=== DIRECTIONS ===
Locate the string "marker" throughout the material and copy every line in which it occurs.

-------- SUPPLIED DATA --------

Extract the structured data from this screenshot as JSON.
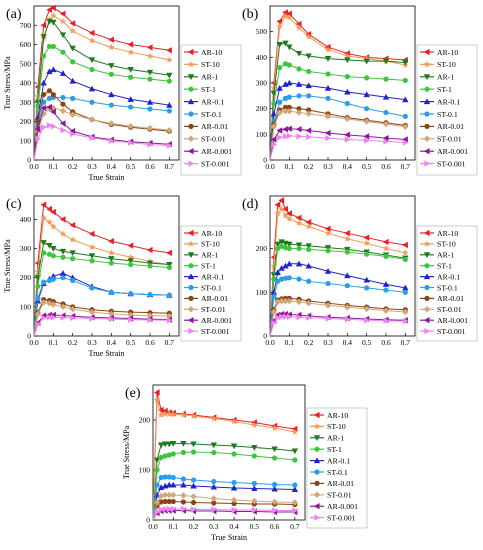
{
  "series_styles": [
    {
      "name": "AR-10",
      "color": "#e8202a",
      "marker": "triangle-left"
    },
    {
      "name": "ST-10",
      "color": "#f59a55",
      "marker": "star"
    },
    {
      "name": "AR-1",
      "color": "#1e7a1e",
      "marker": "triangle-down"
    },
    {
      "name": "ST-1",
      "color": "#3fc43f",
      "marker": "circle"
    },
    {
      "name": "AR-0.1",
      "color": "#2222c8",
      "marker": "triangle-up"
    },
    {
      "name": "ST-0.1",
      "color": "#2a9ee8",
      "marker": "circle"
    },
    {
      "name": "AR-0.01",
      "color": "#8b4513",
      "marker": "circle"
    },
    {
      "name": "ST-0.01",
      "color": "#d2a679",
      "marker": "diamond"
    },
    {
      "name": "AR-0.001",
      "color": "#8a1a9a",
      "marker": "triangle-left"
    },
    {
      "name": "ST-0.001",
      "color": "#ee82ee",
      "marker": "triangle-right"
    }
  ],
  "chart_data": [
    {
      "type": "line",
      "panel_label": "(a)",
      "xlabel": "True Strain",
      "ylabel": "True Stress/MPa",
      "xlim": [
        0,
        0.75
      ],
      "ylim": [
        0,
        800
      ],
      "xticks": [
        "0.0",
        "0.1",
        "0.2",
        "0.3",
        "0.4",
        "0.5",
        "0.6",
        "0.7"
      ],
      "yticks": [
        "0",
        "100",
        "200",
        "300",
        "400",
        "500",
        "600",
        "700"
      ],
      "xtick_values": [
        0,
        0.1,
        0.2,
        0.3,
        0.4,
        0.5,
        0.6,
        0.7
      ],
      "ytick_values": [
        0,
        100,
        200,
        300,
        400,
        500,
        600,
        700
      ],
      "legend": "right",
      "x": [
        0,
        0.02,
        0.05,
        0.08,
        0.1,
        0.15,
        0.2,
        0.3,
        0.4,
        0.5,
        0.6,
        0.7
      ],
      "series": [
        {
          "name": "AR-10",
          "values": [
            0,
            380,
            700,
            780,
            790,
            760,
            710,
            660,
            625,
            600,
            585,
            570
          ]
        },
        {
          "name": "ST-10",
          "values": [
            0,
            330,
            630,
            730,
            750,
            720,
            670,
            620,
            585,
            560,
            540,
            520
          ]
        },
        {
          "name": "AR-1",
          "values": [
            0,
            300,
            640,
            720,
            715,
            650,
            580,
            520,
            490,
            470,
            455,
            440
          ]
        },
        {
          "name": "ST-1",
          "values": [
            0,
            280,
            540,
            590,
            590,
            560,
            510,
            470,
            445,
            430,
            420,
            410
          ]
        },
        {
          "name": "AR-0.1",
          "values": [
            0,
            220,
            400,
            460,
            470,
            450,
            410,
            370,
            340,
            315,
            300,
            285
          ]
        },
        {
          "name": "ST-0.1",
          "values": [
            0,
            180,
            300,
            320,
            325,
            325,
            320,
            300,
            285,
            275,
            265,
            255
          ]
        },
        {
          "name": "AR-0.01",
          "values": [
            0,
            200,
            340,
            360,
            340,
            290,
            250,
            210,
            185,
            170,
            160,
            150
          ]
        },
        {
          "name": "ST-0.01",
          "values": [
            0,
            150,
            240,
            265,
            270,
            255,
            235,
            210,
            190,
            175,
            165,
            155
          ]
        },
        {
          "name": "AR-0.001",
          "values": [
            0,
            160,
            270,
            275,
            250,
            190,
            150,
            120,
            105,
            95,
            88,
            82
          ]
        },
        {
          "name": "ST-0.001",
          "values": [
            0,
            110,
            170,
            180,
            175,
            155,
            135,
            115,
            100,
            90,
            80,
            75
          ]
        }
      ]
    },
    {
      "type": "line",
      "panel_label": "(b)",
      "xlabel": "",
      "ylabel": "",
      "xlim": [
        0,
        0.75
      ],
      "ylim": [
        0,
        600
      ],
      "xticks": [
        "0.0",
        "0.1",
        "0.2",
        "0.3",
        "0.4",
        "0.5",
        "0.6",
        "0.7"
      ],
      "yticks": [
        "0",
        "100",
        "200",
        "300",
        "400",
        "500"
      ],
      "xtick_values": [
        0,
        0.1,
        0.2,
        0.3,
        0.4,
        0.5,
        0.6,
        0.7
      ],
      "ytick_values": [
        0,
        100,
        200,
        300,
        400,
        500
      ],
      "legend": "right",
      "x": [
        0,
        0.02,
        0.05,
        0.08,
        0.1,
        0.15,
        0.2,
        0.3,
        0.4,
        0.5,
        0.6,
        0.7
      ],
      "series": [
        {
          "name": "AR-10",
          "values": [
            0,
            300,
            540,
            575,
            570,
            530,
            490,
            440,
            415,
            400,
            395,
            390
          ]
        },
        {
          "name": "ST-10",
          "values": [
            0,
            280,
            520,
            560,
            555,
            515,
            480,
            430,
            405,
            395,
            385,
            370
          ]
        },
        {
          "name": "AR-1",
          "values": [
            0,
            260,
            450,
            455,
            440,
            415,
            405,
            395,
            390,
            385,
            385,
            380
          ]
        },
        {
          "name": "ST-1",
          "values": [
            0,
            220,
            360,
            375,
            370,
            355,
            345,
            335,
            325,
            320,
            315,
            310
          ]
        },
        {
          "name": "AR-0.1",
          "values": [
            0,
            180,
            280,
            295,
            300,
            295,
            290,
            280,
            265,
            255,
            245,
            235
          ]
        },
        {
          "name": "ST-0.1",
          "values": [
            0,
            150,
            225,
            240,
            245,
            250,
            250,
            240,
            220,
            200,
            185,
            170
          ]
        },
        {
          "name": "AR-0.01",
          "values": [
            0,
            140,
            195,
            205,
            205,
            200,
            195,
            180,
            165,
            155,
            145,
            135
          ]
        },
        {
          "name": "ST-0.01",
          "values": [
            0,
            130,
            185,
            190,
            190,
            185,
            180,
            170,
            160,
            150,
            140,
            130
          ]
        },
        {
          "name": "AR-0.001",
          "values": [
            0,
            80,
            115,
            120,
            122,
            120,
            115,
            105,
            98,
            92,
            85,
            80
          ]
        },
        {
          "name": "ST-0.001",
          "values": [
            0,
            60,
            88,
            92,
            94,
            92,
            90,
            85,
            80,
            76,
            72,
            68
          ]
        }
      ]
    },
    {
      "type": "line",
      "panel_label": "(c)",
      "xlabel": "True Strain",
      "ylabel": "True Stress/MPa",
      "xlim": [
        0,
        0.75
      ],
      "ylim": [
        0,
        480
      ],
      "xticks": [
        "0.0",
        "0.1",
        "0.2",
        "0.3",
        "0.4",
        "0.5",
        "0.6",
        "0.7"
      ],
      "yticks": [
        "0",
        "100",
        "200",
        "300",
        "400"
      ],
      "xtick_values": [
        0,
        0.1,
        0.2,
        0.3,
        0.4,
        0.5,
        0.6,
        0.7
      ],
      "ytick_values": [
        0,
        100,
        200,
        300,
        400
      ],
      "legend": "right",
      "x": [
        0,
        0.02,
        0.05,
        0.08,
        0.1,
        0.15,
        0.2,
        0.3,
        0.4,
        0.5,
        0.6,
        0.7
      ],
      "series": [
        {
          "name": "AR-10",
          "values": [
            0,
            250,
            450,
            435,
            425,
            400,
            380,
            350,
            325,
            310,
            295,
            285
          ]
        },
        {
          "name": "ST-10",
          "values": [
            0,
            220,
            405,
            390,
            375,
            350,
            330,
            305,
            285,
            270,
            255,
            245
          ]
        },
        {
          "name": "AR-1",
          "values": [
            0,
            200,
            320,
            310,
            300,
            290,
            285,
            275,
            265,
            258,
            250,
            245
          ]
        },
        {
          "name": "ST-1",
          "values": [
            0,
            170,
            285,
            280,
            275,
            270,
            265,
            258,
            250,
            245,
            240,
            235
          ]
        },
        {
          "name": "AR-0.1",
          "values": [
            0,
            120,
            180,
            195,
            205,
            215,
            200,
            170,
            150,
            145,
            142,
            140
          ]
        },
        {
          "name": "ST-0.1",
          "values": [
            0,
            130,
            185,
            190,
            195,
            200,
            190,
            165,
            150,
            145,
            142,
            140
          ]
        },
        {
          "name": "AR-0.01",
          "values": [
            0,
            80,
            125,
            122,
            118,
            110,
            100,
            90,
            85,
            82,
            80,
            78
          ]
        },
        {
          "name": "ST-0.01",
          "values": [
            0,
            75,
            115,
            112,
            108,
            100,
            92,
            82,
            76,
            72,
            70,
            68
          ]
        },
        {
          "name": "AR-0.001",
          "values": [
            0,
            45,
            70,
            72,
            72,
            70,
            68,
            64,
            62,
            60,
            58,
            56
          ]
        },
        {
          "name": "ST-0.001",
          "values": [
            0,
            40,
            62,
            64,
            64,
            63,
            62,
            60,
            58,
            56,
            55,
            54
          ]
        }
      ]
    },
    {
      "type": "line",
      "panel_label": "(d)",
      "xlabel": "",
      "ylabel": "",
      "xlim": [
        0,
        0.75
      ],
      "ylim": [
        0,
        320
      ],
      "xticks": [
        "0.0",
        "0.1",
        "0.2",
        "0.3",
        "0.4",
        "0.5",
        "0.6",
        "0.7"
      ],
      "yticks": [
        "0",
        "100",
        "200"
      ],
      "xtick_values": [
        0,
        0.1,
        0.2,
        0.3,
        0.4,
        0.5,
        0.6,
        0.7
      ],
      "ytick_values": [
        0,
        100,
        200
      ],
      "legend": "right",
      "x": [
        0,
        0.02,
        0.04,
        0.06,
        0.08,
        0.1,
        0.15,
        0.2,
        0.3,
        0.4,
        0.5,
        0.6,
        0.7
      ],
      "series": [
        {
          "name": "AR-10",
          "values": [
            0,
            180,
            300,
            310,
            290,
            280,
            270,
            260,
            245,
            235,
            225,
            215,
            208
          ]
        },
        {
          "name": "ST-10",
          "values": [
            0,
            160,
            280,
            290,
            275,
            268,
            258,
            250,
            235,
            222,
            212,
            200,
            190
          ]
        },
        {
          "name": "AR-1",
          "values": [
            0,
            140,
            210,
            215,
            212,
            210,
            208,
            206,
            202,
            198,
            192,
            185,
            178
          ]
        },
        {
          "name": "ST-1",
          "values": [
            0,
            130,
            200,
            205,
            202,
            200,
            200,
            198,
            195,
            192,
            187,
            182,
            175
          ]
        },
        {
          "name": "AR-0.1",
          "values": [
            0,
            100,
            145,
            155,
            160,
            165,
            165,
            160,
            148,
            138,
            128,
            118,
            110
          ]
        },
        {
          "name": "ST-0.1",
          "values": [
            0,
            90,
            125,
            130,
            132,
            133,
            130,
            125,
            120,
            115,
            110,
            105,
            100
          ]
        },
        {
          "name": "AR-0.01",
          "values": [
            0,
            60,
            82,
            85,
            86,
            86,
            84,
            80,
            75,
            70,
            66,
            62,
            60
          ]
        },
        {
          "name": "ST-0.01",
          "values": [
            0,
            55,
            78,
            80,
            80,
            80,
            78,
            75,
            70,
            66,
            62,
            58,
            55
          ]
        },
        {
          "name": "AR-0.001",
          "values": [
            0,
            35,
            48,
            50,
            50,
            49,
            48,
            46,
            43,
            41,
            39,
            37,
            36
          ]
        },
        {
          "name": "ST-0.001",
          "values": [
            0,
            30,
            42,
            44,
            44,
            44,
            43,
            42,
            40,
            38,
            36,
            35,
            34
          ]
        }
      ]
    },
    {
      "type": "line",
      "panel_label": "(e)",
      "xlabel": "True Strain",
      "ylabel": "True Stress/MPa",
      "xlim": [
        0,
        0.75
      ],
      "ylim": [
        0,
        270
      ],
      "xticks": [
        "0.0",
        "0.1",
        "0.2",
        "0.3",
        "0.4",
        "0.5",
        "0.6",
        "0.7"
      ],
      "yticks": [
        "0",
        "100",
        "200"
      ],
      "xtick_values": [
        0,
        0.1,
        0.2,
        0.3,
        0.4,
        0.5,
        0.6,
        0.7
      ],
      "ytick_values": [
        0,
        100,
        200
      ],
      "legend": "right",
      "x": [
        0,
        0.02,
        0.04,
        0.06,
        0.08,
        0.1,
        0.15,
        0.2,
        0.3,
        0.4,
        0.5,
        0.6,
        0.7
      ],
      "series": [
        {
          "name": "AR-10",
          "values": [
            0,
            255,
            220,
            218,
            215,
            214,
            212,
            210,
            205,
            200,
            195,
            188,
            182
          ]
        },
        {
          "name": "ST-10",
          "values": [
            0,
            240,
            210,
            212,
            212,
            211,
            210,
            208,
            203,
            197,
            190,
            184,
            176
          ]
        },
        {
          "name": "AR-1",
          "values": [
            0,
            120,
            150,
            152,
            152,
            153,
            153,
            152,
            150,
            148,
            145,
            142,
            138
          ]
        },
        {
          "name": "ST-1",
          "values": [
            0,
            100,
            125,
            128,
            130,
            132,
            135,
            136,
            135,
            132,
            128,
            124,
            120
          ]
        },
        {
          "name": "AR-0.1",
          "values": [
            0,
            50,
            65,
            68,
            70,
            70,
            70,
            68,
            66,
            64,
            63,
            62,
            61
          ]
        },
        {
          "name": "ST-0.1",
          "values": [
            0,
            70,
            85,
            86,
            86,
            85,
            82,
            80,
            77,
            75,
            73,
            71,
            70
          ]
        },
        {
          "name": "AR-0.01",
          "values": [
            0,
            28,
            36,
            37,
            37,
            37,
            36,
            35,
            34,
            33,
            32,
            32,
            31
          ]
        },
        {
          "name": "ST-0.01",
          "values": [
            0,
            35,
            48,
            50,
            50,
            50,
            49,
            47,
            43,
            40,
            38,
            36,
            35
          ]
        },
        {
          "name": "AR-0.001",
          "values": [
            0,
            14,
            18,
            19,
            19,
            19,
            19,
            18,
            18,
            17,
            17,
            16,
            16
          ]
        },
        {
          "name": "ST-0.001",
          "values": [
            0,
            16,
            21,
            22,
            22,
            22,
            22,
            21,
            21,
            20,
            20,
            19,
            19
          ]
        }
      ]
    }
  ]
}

--------

=== ANSWER ===
      "marker": "triangle-left"
      "marker": "star"
      "marker": "triangle-down"
      "marker": "circle"
      "marker": "triangle-up"
      "marker": "circle"
      "marker": "circle"
      "marker": "diamond"
      "marker": "triangle-left"
      "marker": "triangle-right"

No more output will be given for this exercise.